◆ Set task ◆
Return all lines in the material below that contain "Leakage".

◆ Record set ◆
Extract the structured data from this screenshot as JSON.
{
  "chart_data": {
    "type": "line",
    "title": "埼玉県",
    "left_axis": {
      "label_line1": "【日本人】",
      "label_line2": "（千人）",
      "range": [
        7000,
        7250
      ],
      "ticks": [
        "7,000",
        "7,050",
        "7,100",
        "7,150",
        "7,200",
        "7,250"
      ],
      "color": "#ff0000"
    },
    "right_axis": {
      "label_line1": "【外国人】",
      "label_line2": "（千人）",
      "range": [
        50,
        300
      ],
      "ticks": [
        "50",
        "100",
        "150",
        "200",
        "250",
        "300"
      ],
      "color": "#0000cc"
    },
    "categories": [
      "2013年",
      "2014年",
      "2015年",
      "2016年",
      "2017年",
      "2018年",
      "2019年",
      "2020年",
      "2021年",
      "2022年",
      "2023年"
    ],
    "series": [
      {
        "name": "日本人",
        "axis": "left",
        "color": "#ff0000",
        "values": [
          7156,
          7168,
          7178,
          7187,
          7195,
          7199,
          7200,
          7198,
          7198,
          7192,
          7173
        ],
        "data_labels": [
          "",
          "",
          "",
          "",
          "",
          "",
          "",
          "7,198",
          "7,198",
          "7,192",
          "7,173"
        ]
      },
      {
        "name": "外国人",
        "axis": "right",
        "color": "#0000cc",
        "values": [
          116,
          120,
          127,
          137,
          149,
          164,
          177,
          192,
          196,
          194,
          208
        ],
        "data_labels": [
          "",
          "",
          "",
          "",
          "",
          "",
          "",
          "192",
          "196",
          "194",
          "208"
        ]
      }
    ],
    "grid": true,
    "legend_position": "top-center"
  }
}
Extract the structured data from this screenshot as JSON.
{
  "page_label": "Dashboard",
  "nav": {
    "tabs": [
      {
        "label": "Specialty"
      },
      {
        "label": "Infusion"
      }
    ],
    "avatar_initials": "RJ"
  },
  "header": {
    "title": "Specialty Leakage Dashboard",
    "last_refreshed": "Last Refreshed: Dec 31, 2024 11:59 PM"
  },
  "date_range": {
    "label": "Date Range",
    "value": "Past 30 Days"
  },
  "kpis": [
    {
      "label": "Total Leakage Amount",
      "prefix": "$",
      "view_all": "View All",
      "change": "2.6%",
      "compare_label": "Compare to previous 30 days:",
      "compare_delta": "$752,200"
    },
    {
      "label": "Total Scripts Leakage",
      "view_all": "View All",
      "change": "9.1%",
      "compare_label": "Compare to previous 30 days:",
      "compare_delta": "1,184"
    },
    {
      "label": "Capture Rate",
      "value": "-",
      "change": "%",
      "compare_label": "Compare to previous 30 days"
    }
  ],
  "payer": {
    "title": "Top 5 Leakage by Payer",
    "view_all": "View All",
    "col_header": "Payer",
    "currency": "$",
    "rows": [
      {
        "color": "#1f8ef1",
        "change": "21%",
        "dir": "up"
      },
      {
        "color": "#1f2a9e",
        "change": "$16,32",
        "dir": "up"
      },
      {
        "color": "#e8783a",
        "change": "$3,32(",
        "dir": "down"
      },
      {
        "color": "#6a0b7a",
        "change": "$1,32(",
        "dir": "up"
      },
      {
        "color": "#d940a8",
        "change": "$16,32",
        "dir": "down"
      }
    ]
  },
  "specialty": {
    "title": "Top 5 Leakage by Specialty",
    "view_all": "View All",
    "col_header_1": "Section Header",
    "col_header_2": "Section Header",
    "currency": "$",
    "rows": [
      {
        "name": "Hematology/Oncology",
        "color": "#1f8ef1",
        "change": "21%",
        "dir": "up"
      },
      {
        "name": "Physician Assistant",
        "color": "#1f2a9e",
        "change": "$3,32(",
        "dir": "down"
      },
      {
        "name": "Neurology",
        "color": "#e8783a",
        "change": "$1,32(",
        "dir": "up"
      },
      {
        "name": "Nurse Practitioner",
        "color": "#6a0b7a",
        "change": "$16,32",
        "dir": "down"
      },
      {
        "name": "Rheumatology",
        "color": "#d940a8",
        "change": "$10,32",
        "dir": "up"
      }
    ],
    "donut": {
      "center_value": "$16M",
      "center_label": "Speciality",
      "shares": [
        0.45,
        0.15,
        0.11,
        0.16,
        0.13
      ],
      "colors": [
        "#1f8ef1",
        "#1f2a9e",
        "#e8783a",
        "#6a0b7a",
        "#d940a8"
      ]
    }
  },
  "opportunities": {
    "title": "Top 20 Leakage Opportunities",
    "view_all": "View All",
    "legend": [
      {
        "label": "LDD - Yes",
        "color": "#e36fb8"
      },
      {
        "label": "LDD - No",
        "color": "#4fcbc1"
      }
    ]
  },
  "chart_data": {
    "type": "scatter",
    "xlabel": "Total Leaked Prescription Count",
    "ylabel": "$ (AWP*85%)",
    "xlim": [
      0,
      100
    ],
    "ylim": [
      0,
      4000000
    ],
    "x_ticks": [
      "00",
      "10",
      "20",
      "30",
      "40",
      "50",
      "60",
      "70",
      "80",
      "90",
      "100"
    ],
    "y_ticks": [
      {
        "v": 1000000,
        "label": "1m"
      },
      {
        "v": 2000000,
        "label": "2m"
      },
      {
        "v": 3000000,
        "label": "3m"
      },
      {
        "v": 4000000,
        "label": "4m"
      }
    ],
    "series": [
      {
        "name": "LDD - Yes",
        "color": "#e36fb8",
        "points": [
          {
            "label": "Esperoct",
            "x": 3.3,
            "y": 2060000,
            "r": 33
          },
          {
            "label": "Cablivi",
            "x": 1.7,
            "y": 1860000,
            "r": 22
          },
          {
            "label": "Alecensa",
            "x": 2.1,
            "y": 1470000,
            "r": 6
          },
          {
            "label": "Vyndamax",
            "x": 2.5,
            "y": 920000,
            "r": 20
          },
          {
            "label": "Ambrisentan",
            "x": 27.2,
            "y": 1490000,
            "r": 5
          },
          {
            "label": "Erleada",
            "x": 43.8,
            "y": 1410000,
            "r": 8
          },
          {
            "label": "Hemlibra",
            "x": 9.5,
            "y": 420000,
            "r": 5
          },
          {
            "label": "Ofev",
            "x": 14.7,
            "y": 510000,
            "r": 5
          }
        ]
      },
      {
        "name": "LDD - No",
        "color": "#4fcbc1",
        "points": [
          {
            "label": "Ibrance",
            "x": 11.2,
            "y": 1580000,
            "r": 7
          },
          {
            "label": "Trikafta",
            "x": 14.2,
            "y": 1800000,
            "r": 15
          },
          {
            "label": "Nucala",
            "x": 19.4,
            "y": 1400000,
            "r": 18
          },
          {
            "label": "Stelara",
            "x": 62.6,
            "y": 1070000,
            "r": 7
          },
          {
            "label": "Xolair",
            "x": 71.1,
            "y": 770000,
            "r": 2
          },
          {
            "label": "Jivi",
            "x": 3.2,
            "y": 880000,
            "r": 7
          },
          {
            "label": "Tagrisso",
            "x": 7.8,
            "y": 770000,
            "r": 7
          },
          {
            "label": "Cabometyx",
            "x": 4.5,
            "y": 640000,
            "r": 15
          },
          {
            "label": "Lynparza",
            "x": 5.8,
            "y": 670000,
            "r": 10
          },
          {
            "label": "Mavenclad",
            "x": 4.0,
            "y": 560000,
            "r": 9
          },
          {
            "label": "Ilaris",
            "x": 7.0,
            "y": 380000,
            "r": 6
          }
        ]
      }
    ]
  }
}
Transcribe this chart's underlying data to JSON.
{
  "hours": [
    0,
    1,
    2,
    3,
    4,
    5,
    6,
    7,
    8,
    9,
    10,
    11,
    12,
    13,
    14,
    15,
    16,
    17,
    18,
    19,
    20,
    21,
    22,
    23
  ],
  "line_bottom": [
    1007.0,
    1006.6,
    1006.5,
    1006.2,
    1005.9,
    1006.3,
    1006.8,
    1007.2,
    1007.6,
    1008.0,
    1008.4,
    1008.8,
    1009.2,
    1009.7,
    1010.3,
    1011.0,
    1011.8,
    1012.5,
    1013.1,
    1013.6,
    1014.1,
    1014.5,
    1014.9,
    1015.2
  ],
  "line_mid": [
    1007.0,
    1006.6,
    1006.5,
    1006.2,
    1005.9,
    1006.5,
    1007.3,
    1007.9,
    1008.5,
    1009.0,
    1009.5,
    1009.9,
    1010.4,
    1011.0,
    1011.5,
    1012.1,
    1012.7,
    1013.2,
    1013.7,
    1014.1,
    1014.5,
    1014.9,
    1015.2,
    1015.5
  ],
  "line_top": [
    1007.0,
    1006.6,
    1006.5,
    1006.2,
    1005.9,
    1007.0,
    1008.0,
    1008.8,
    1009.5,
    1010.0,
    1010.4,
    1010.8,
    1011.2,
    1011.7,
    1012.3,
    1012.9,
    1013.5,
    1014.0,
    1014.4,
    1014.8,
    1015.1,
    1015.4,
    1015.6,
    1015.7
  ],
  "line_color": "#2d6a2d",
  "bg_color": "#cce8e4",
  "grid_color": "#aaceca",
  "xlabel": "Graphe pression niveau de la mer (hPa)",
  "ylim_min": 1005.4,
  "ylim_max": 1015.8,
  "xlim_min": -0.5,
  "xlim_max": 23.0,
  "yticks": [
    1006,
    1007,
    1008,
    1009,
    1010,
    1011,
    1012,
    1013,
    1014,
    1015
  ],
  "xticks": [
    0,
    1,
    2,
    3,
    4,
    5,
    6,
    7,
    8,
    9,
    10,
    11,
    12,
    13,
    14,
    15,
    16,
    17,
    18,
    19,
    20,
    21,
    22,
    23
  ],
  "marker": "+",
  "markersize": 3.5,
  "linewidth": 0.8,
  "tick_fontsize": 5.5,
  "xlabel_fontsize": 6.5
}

◆ Exercise solution ◆
    "title": "Specialty Leakage Dashboard",
      "label": "Total Leakage Amount",
      "label": "Total Scripts Leakage",
    "title": "Top 5 Leakage by Payer",
    "title": "Top 5 Leakage by Specialty",
    "title": "Top 20 Leakage Opportunities",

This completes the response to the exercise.